Extracted records
Segment Open

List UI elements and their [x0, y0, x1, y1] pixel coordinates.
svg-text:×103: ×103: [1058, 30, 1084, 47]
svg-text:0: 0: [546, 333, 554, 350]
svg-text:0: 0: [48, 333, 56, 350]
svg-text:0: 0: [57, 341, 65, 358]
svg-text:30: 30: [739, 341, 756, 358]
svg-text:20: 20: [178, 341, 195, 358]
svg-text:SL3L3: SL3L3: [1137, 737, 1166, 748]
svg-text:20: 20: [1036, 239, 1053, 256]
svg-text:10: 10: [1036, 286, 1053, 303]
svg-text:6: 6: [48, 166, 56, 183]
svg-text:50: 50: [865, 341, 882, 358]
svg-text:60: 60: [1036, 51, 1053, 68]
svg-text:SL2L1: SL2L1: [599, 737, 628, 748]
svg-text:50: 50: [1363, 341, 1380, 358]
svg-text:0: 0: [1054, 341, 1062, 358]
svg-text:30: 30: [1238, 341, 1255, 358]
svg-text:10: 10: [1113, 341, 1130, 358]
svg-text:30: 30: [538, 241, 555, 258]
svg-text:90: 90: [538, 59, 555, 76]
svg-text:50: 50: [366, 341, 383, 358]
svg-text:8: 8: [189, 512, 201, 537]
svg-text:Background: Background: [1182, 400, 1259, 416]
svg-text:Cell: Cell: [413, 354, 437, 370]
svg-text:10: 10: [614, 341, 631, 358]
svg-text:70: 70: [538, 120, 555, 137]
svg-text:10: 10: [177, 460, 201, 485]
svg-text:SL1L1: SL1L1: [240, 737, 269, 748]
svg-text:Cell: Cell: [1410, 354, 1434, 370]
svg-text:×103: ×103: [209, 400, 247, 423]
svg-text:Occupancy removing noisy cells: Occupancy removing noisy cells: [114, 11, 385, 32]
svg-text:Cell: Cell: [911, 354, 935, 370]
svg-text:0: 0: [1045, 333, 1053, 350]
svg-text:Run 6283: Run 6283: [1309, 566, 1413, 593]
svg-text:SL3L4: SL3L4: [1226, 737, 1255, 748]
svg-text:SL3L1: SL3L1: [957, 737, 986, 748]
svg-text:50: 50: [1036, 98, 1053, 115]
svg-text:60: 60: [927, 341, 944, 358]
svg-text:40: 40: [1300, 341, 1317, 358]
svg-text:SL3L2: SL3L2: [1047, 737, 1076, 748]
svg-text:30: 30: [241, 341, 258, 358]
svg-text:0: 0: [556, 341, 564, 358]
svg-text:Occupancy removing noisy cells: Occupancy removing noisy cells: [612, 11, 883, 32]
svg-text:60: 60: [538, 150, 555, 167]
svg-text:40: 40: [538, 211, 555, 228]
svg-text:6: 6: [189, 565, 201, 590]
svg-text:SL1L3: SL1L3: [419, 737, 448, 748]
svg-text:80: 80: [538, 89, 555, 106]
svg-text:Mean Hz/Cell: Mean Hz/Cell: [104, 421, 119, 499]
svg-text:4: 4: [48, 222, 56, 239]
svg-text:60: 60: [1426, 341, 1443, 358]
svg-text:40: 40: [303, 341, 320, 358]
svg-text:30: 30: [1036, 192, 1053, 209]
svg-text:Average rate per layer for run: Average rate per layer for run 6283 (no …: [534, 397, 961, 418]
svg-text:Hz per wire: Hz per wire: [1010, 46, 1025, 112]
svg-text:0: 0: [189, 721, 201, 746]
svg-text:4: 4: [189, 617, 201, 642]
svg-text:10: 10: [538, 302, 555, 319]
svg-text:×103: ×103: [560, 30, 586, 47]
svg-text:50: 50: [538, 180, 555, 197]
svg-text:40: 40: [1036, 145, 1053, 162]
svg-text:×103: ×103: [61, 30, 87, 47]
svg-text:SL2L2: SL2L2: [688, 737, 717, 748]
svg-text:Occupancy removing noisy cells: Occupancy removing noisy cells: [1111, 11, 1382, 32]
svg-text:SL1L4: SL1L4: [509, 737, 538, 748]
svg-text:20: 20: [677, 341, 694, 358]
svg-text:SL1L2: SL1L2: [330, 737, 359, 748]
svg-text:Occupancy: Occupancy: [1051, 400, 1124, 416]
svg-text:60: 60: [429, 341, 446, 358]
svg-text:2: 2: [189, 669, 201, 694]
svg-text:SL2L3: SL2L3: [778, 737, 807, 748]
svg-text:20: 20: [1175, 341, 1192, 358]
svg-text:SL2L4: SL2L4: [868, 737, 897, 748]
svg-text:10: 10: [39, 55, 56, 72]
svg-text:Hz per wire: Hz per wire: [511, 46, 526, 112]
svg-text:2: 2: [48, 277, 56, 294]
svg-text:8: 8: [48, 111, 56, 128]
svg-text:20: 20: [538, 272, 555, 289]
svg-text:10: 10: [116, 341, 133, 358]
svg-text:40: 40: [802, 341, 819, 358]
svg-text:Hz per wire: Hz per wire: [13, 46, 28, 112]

Segment Closed
Segment Open

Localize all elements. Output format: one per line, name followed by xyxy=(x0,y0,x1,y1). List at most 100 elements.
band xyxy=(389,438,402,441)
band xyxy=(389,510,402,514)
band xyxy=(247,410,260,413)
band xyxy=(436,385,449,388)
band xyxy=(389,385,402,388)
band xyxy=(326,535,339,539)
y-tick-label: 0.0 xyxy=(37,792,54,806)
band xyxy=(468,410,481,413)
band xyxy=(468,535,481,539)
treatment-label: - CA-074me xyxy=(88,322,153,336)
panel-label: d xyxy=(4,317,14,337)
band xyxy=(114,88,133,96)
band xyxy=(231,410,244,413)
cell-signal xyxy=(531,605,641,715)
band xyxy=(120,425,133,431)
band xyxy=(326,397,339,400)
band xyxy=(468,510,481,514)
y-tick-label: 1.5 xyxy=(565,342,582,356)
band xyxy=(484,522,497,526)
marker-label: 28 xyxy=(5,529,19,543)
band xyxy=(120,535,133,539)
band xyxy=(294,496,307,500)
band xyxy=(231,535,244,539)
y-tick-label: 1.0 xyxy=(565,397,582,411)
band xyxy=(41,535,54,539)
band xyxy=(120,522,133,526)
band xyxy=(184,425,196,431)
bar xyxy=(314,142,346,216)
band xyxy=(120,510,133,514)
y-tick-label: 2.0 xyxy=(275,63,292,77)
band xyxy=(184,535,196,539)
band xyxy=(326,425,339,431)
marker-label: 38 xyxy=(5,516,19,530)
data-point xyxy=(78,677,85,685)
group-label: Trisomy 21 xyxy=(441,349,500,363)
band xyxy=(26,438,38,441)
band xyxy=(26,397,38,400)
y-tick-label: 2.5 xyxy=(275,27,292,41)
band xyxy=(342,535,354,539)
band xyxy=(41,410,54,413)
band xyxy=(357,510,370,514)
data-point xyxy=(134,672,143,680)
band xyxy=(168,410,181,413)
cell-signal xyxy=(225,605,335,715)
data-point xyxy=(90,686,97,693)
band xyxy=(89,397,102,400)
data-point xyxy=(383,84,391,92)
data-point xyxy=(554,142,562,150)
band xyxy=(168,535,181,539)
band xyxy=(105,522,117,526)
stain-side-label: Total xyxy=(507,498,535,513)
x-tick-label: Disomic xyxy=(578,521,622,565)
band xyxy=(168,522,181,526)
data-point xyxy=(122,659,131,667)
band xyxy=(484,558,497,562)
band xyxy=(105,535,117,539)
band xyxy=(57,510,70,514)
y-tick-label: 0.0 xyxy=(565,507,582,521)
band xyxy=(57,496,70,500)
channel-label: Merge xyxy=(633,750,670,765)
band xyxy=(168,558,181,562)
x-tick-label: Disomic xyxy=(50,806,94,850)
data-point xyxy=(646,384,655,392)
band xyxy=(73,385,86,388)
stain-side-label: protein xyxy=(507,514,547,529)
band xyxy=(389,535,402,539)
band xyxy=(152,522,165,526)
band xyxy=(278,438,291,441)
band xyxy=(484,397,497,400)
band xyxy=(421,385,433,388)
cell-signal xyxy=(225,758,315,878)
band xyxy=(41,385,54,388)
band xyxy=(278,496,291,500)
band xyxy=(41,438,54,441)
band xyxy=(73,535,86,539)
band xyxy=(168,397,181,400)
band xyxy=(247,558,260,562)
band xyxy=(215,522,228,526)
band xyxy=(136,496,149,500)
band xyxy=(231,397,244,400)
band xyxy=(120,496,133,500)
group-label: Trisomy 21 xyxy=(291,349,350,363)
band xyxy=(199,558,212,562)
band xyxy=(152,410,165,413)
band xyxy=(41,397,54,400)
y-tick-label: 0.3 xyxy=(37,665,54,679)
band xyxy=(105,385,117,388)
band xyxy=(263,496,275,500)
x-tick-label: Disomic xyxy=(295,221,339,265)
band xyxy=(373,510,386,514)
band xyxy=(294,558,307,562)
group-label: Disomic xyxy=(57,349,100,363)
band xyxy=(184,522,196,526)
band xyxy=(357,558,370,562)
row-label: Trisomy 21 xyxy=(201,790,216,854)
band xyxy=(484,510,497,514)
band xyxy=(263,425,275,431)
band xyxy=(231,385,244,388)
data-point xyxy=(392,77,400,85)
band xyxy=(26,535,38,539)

Segment Closed

Reproduce every line above containing "removing".

**RESPONSE TO THIS EXERCISE**
svg-text:Occupancy removing noisy cells: Occupancy removing noisy cells: [114, 11, 385, 32]
svg-text:Occupancy removing noisy cells: Occupancy removing noisy cells: [612, 11, 883, 32]
svg-text:Occupancy removing noisy cells: Occupancy removing noisy cells: [1111, 11, 1382, 32]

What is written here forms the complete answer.